> CONSIGNES
1/ Relevez dans l'article, dans l'ordre, chaque occurrence du mot « police » et des mots formés sur lui.
2/ Recopiez s'il vous plaît le passage de l'article qui commence par les mots contenant "Hier après-midi, les" et se termine par "présence aux élèves.".

> TEXTE EXTRAIT
⟨
La police partout, la police au collège

Publié le par la Rédaction

saintÉtienne (Loire) : Les élèves du collège Jules-Vallès reçus par un comité d'accueil anti-policier

 

 

Hier après-midi, les élèves de cet établissement scolaire de Saint-Étienne ont eu l'occasion de faire un petit exercice pratique de citoyenneté, avant d'entrer en cours. Des représentants du syndicat Sud Loire les attendaient, pancartes au poing. «Non aux armes dans nos écoles», pouvait-on lire sur les panneaux. Une revendication qui dénonce la présence d'un policier armé dans l'enceinte du collège (voir nos éditions des 3 et 5 octobre). Pour sa deuxième mission, le brigadier-chef Paul Deloy est, hier, passé dans toutes les classes du collège, afin de se présenter et d'expliquer les raisons de sa présence aux élèves.
⟩
> LES DONNÉES
⟨
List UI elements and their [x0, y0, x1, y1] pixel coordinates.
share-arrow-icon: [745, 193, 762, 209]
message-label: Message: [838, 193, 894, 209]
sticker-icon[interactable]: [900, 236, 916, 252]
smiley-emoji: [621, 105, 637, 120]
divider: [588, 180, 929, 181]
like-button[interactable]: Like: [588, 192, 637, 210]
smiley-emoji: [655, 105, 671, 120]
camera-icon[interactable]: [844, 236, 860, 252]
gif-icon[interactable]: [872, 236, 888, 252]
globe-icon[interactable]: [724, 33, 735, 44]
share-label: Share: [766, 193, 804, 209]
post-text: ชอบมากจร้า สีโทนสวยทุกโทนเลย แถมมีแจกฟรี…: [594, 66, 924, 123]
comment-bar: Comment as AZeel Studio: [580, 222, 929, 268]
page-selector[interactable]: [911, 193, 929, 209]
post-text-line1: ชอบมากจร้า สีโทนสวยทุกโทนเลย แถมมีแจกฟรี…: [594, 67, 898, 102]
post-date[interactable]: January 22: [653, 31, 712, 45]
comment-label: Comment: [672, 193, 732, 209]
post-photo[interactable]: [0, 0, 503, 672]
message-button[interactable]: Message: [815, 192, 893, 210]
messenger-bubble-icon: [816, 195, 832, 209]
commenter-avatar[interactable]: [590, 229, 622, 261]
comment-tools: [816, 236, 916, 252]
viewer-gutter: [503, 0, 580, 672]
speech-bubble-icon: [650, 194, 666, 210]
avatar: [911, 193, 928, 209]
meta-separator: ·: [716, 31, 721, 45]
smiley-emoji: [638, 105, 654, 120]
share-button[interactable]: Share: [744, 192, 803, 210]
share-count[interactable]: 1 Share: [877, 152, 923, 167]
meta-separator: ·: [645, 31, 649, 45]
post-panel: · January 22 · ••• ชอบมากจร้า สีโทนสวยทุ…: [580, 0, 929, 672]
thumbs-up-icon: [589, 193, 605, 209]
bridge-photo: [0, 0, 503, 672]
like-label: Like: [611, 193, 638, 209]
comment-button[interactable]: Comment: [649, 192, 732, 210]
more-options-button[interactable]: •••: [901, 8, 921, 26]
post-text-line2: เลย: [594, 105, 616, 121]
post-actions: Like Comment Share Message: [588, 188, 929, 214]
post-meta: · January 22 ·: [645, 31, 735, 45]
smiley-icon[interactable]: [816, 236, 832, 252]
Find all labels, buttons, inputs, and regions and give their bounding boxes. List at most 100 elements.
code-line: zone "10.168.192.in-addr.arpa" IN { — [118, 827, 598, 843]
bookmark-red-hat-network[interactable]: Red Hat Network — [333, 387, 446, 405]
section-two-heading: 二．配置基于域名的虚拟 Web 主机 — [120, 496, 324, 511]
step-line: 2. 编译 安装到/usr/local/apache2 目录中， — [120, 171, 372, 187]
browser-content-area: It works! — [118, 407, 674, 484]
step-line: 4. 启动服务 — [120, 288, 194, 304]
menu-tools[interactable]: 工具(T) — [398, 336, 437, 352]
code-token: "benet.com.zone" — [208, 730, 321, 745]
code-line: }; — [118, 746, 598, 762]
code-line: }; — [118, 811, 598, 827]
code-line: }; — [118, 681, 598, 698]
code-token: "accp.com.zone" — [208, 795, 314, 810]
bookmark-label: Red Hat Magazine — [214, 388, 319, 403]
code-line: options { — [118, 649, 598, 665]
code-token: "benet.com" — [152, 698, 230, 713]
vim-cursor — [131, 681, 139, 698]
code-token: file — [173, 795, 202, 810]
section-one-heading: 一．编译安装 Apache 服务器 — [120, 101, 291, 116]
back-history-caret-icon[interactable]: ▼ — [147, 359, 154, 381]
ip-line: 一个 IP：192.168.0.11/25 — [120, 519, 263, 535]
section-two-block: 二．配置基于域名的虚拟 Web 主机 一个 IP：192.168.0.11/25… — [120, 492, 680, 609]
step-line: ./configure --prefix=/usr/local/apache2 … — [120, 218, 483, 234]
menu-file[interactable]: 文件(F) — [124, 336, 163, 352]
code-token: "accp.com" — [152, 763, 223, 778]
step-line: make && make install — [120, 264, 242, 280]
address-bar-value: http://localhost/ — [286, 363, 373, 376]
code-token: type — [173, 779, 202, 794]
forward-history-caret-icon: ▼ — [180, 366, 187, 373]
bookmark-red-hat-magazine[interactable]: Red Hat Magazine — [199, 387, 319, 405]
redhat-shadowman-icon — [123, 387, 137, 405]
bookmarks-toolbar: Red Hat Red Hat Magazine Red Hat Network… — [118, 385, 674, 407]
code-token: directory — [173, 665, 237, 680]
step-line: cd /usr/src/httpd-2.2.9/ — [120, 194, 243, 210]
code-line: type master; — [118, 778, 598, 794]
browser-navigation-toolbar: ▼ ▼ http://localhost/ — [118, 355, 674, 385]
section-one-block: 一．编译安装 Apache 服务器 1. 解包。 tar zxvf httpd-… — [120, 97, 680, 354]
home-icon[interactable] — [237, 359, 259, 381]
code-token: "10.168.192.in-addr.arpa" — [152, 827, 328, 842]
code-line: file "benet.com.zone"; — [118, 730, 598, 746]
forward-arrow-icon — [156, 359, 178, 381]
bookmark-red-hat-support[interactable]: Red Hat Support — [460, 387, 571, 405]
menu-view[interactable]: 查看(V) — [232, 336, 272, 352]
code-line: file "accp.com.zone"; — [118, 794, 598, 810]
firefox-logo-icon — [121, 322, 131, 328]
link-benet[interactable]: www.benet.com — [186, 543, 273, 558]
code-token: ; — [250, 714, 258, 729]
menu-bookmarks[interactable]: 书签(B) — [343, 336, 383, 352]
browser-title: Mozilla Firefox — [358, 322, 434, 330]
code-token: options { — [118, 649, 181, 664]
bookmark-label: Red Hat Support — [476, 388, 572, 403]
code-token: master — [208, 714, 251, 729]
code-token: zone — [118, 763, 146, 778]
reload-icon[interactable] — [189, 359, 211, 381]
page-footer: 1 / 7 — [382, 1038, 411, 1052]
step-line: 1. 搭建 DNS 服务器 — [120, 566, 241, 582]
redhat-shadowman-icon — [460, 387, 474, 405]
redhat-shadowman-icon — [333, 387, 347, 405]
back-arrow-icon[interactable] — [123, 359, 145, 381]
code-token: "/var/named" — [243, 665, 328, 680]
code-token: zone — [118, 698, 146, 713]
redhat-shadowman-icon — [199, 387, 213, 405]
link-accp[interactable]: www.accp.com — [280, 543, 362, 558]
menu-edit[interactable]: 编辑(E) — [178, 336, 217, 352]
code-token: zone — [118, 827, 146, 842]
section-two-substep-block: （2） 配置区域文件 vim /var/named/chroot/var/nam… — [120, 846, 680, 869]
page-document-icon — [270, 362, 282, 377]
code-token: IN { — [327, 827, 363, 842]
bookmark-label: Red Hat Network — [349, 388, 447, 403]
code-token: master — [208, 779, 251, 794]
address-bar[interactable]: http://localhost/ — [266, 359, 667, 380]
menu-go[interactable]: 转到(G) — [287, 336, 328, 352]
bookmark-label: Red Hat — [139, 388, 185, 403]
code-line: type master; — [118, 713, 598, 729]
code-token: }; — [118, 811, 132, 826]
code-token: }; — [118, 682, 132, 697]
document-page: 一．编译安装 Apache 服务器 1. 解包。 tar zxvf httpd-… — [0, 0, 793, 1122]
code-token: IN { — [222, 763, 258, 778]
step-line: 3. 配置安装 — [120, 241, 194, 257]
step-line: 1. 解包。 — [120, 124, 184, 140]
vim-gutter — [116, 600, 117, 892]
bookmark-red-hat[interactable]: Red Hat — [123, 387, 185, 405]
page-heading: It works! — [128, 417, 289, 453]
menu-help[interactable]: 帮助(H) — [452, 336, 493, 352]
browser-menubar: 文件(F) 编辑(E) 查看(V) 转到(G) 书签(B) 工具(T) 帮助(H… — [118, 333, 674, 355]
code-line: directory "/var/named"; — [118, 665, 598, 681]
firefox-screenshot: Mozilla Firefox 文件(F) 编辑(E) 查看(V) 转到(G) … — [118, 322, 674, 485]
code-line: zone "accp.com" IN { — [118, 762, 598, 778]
⟩
> CORRIGÉS
1/ police ; police ; anti-policier ; policier

2/
Hier après-midi, les élèves de cet établissement scolaire de Saint-Étienne ont eu l'occasion de faire un petit exercice pratique de citoyenneté, avant d'entrer en cours. Des représentants du syndicat Sud Loire les attendaient, pancartes au poing. «Non aux armes dans nos écoles», pouvait-on lire sur les panneaux. Une revendication qui dénonce la présence d'un policier armé dans l'enceinte du collège (voir nos éditions des 3 et 5 octobre). Pour sa deuxième mission, le brigadier-chef Paul Deloy est, hier, passé dans toutes les classes du collège, afin de se présenter et d'expliquer les raisons de sa présence aux élèves.